RECORDED DATA »
================
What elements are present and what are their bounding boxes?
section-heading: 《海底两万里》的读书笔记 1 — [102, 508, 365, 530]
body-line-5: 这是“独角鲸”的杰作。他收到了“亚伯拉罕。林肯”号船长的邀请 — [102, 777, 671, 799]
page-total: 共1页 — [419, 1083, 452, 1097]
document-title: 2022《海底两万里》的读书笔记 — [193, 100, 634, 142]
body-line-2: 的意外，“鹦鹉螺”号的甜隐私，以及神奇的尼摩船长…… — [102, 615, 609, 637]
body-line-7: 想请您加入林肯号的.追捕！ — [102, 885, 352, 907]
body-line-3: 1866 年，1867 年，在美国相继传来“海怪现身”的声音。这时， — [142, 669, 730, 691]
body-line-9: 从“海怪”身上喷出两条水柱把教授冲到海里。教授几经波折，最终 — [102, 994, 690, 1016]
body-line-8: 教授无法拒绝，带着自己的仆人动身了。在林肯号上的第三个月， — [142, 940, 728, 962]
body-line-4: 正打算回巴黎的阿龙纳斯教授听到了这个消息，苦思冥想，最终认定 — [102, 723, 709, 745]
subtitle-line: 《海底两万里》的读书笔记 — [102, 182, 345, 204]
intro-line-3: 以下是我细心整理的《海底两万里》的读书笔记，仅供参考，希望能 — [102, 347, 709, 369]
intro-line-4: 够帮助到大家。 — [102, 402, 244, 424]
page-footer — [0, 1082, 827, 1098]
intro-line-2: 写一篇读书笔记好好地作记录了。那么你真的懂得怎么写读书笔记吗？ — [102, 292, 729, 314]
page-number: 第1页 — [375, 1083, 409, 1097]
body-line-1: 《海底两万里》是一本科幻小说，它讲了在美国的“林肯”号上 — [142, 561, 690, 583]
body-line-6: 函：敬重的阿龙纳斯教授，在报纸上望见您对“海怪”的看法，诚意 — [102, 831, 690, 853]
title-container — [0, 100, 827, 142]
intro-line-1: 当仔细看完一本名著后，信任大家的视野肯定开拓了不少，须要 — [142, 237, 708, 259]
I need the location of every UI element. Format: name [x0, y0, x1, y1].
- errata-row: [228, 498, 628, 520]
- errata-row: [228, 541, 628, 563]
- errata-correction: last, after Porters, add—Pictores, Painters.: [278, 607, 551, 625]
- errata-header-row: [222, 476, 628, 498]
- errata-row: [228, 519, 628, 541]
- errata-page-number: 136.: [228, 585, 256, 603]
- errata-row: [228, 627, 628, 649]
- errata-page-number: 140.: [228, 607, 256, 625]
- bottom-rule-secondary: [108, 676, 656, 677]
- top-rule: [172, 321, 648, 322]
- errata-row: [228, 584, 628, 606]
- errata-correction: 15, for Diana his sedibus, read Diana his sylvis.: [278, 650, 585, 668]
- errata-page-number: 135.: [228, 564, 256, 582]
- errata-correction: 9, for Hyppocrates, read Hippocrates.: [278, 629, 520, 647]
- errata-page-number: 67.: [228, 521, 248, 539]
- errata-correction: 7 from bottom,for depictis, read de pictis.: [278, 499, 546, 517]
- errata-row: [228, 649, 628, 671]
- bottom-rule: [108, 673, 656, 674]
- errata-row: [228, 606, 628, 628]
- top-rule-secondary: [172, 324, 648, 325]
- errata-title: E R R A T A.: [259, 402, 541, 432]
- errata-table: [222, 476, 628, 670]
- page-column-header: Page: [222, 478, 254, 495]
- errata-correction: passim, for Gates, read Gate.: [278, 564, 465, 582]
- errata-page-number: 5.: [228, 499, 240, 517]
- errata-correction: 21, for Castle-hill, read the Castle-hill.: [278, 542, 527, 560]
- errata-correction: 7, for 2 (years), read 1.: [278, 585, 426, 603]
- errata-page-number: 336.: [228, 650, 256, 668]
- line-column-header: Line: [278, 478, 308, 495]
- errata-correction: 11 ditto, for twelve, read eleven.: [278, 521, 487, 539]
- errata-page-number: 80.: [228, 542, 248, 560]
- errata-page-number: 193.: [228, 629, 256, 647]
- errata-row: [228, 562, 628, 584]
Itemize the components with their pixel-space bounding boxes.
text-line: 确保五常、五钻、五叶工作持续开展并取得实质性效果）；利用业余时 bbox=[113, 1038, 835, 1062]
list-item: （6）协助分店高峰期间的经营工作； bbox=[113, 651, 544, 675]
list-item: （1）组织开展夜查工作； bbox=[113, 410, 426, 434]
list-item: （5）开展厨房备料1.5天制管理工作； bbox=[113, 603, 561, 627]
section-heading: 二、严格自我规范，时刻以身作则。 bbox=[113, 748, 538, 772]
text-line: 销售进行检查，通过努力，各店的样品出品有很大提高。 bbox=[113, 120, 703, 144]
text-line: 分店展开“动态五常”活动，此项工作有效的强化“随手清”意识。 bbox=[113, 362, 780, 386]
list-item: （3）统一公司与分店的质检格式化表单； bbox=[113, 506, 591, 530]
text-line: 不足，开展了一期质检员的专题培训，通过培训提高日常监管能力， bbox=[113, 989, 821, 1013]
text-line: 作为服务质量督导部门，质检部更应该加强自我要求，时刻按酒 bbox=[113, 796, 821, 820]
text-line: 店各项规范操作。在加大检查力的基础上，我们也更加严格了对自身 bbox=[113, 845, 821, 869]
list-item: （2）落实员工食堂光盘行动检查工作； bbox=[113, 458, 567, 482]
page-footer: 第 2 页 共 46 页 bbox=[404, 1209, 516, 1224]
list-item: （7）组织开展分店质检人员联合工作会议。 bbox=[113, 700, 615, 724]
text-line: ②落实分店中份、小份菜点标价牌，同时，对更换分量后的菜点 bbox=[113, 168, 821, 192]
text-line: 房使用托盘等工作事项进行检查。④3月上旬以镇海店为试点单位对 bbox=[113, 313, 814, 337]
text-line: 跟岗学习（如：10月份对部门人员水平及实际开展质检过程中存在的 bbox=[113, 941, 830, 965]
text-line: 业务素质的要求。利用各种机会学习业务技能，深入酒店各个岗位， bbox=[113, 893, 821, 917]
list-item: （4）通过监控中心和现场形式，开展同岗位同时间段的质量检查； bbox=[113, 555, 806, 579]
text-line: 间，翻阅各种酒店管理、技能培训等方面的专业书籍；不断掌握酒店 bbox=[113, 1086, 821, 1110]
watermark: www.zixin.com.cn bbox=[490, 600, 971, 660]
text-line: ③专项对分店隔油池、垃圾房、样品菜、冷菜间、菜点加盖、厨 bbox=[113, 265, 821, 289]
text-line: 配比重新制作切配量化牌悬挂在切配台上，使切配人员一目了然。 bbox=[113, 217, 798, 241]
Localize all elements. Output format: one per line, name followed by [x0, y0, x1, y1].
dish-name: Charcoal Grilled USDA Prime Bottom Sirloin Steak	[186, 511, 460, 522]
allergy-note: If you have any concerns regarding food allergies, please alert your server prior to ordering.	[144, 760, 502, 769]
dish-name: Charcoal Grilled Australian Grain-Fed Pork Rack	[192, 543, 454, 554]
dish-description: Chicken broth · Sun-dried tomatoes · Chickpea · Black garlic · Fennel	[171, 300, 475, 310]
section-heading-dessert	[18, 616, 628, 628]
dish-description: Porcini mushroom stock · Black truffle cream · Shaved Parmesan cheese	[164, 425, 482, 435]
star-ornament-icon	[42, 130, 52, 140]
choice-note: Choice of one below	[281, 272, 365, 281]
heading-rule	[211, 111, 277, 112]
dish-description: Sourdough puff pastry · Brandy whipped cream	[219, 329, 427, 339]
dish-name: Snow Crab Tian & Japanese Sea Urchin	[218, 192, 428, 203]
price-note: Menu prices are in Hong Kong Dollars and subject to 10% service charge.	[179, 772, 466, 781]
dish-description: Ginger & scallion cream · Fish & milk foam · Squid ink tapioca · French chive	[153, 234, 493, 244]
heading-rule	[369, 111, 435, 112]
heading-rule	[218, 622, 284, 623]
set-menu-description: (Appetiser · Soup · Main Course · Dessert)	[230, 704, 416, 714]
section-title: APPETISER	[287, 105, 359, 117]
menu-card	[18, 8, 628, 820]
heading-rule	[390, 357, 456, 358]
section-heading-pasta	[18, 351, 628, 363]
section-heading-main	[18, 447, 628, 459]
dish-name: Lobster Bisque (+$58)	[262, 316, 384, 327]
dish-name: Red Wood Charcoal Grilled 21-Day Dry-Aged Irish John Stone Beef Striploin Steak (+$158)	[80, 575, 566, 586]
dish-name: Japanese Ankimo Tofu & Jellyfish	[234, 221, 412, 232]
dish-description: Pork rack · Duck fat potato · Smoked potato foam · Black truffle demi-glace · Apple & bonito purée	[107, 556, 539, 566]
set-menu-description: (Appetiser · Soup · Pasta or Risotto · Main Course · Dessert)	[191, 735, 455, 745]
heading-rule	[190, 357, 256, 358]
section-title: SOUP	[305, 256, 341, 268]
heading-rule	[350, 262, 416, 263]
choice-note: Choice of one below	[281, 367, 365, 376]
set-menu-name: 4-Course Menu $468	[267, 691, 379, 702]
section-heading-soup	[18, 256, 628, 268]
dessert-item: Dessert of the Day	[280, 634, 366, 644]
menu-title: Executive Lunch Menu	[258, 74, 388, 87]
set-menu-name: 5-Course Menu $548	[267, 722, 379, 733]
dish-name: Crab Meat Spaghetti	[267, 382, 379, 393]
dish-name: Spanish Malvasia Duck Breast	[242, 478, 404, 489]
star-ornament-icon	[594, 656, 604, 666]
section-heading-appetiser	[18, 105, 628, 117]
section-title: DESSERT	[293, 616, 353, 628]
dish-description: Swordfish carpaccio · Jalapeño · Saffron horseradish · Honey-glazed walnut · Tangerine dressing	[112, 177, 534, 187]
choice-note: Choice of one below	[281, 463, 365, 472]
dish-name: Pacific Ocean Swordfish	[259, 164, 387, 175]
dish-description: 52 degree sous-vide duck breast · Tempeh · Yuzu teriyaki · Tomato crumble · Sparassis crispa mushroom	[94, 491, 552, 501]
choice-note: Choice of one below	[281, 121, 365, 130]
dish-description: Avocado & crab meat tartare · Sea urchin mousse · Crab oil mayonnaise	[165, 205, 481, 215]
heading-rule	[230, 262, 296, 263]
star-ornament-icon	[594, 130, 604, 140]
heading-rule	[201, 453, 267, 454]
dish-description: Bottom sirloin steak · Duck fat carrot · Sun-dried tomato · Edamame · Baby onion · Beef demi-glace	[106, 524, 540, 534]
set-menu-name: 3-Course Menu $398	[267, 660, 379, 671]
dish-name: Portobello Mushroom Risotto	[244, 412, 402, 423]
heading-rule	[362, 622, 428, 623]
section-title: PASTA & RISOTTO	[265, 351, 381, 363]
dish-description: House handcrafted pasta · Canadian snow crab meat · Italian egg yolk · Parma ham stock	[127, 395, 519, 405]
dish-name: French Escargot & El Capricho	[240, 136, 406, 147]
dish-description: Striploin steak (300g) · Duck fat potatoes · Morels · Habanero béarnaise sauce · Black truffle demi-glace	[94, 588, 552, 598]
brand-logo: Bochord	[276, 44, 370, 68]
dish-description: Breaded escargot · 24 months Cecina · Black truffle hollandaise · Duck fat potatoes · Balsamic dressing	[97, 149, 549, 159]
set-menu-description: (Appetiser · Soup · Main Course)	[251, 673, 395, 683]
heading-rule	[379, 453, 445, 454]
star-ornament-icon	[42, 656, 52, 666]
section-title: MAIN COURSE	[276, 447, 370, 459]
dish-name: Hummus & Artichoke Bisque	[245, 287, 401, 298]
================
EXERCISE INSTRUCTIONS » Copy the listing from its first line through the line containing "document-title: 2022《海底两万里》的读书笔记 —", with both of those lines included.

SOLUTION TO THIS TASK »
What elements are present and what are their bounding boxes?
section-heading: 《海底两万里》的读书笔记 1 — [102, 508, 365, 530]
body-line-5: 这是“独角鲸”的杰作。他收到了“亚伯拉罕。林肯”号船长的邀请 — [102, 777, 671, 799]
page-total: 共1页 — [419, 1083, 452, 1097]
document-title: 2022《海底两万里》的读书笔记 — [193, 100, 634, 142]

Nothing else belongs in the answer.